La conclusión del pasaje evangélico retoma la perspectiva de la misericordia, mostrando la necesidad y la urgencia de la vuelta a Dios, de renovar la vida según Dios. Refiriéndose a una costumbre de su tiempo, Jesús presenta la parábola de una higuera plantada en una viña; esta higuera, sin embargo, resulta estéril, no da frutos (cfr Lucas 13,6-9). El diálogo que tiene lugar entre el amo y el viñador manifiesta, por una parte, la misericordia de Dios, que tiene paciencia y deja al hombre, a todos nosotros, un tiempo para la conversión; y por otra, la necesidad de poner en marcha en seguida el cambio interior y exterior de la vida para no perder las ocasiones que la misericordia de Dios nos ofrece para superar nuestra pereza espiritual y corresponder al amor de Dios con nuestro amor filial.

También san Pablo, en el pasaje que hemos escuchado, nos exhorta a no engañarnos: no basta con haber sido bautizados y ser nutridos en la misma mesa eucarística, si no se vive como cristianos y no estamos atentos a los signos del Señor (cfr 1 Corintios 10,1-4).

¡Queridísimos hermanos y hermanas de la parroquia de San Juan de la Cruz! Estoy muy contento de estar en medio de vosotros, hoy, para celebrar con vosotros el Día del Señor. Saludo cordialmente al cardenal vicario, al obispo auxiliar del sector, a vuestro párroco, don Enrico Gemma, a quien agradezco las hermosas palabras que me ha dirigido en nombre de todos vosotros, y a los demás sacerdotes que colaboran con él. Quisiera también extender mi pensamiento a todos los habitantes del barrio, especialmente a los ancianos, a los enfermos, a las personas solas y en dificultades. A todos y cada uno recuerdo al Señor en esta Santa Misa.

# Instrucciones
1. Según el texto, ¿cómo se llama el párroco de la parroquia de San Juan de la Cruz?
2. Transcriba literalmente el fragmento del texto que comienza en las palabras "La conclusión del" y termina después de "nuestro amor filial.".
Responda basándose únicamente en el texto.

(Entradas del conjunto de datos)
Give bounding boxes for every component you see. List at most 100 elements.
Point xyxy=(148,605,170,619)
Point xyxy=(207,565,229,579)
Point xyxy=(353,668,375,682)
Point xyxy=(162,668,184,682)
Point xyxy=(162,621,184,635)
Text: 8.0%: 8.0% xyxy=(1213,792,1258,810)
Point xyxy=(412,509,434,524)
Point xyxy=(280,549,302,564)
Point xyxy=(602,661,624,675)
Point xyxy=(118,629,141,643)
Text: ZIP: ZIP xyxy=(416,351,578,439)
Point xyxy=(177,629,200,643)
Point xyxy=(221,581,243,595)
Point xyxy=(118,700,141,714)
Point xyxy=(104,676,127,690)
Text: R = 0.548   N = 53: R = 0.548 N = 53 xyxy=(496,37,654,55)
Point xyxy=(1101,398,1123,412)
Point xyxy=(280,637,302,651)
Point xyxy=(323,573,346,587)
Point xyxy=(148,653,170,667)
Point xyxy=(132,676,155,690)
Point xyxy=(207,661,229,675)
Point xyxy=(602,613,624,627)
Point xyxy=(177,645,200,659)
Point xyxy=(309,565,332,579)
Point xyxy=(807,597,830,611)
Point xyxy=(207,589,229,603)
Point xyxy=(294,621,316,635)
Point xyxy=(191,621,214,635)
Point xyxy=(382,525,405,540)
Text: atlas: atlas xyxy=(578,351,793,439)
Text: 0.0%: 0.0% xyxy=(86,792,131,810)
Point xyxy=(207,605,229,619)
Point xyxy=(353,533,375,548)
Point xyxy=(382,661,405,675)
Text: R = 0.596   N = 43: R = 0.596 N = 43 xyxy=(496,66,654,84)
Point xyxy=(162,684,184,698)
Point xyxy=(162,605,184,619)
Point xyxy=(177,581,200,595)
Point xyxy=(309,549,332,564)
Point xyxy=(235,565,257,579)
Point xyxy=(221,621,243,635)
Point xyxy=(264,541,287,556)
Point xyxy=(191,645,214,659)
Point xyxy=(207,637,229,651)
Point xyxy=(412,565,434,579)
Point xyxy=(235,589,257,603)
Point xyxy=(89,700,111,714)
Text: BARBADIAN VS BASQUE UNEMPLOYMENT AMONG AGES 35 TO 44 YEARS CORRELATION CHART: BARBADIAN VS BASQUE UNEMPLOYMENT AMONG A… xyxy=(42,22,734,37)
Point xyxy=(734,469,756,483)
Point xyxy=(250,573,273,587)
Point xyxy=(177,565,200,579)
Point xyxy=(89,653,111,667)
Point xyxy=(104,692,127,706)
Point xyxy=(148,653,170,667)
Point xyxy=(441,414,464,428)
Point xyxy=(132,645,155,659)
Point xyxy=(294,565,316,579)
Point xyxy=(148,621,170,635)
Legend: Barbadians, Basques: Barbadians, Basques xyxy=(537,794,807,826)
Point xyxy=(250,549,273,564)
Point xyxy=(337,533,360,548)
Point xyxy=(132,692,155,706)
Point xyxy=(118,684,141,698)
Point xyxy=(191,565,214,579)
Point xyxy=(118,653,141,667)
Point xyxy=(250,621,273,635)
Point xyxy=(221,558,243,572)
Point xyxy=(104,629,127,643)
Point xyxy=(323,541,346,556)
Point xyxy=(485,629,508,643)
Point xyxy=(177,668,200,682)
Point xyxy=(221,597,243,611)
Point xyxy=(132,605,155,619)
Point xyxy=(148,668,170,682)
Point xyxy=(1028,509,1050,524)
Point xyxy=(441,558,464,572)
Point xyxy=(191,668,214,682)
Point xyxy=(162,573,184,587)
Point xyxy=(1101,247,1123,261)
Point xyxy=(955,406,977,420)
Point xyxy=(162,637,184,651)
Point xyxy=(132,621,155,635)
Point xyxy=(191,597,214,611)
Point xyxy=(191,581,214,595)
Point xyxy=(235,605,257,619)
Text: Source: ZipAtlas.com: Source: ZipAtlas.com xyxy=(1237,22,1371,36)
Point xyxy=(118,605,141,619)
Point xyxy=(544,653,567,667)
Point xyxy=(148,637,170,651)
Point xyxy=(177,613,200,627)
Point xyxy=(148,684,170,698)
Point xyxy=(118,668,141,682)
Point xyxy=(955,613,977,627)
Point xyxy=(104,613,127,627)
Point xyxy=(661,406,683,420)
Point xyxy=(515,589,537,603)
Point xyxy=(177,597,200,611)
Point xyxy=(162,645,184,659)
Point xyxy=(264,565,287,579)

# Respuestas del ejercicio
1. Don Enrico Gemma.

2.
La conclusión del pasaje evangélico retoma la perspectiva de la misericordia, mostrando la necesidad y la urgencia de la vuelta a Dios, de renovar la vida según Dios. Refiriéndose a una costumbre de su tiempo, Jesús presenta la parábola de una higuera plantada en una viña; esta higuera, sin embargo, resulta estéril, no da frutos (cfr Lucas 13,6-9). El diálogo que tiene lugar entre el amo y el viñador manifiesta, por una parte, la misericordia de Dios, que tiene paciencia y deja al hombre, a todos nosotros, un tiempo para la conversión; y por otra, la necesidad de poner en marcha en seguida el cambio interior y exterior de la vida para no perder las ocasiones que la misericordia de Dios nos ofrece para superar nuestra pereza espiritual y corresponder al amor de Dios con nuestro amor filial.